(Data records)
--------------------

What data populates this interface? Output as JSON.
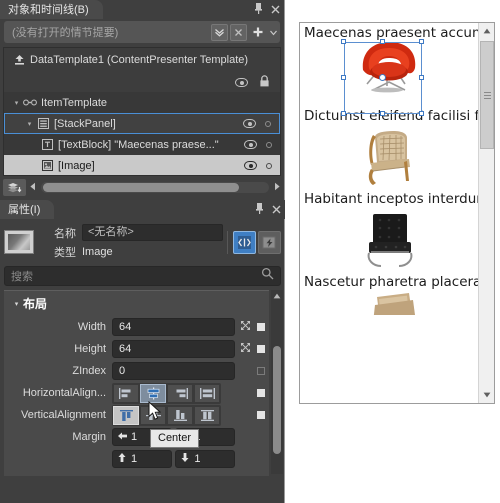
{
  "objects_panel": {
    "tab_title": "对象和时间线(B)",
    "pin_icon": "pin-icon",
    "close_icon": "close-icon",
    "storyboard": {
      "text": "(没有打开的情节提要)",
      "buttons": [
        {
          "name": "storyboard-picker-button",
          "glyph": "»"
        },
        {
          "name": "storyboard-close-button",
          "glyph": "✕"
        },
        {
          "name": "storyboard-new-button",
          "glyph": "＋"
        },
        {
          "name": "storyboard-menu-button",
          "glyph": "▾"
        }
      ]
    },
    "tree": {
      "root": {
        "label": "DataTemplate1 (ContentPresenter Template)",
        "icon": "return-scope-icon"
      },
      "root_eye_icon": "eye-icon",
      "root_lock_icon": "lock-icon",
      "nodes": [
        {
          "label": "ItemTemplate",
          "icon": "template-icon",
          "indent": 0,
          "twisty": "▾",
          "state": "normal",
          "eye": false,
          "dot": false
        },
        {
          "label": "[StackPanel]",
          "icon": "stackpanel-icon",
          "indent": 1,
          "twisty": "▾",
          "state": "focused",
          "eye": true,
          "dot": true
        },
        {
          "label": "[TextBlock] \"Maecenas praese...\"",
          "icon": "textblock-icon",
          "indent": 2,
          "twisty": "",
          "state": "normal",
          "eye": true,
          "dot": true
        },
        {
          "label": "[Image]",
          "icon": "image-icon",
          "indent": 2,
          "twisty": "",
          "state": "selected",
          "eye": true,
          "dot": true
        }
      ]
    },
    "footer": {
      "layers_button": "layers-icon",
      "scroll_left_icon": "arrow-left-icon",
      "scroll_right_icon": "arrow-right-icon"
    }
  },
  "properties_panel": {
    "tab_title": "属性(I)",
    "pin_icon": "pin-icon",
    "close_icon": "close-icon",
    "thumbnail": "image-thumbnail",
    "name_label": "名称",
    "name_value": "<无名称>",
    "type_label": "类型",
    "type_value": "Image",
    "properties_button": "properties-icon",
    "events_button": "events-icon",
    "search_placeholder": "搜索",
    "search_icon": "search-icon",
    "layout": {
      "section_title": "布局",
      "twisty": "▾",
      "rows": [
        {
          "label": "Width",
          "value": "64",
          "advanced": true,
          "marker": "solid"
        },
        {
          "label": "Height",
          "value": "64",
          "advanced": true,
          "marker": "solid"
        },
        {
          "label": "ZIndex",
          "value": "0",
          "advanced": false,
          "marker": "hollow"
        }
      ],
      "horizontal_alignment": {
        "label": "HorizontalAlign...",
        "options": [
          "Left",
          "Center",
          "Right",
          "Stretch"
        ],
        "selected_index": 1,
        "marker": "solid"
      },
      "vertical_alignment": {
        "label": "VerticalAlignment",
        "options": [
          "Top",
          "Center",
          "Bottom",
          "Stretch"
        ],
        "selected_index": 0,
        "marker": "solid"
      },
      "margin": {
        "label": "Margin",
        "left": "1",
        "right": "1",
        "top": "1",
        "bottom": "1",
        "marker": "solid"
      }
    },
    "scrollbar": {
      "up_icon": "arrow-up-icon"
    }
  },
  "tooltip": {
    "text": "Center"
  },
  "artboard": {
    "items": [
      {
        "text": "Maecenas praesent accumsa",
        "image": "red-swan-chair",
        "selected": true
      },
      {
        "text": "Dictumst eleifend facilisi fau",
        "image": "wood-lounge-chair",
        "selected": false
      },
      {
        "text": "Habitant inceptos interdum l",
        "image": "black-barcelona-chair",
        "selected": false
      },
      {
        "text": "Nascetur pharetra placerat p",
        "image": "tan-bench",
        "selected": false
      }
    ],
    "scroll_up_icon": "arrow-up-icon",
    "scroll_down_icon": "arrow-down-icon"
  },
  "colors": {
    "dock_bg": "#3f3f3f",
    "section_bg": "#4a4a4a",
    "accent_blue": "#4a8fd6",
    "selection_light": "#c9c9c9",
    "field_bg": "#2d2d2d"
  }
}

--------------------

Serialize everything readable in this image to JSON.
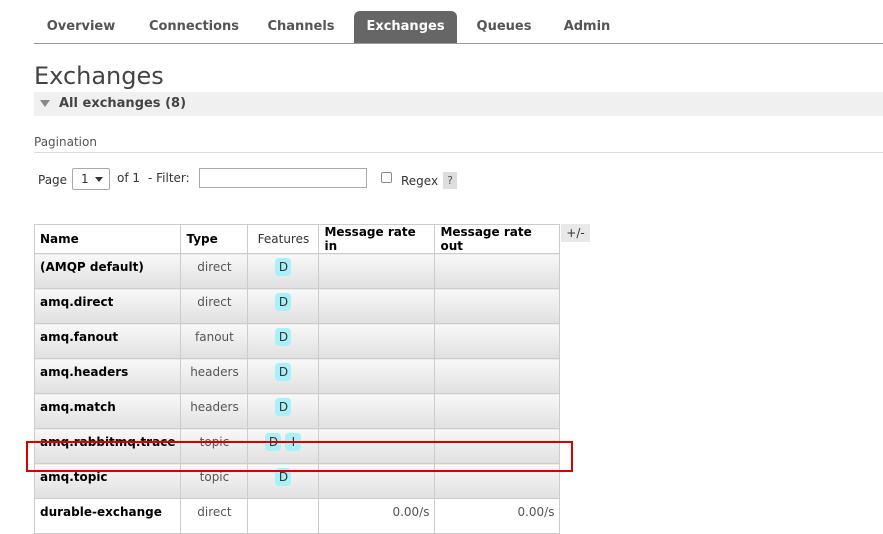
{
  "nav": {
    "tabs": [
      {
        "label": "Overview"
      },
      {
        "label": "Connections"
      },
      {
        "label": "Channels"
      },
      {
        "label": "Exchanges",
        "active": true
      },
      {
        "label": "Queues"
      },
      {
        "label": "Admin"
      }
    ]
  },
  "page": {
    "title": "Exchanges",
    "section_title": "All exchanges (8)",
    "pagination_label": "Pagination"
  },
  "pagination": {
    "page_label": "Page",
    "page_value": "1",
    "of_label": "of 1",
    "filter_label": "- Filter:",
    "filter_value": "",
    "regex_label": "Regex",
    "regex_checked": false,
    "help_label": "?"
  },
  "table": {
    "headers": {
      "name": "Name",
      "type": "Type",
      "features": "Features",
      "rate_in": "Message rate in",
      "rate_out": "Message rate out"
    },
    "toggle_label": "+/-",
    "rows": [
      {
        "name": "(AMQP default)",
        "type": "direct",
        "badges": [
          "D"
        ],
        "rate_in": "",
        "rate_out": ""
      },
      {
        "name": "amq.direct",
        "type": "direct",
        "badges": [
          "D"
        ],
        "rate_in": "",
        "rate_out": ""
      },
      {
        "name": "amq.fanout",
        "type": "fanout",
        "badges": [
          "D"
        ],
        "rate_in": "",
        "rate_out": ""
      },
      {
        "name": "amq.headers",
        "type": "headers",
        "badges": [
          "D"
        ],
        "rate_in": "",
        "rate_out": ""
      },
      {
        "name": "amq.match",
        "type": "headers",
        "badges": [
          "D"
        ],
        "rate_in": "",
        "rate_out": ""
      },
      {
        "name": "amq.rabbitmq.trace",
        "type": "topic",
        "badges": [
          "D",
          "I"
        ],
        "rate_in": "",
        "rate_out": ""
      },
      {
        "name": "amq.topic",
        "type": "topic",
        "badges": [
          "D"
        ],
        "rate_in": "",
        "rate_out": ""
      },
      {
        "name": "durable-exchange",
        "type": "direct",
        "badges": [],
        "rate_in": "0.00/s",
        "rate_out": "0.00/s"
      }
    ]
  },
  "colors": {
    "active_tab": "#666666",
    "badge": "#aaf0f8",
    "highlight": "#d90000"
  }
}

--------------------

Of all the lines above, how many contain "this"? Give the number and nothing more.

▸ Result below
2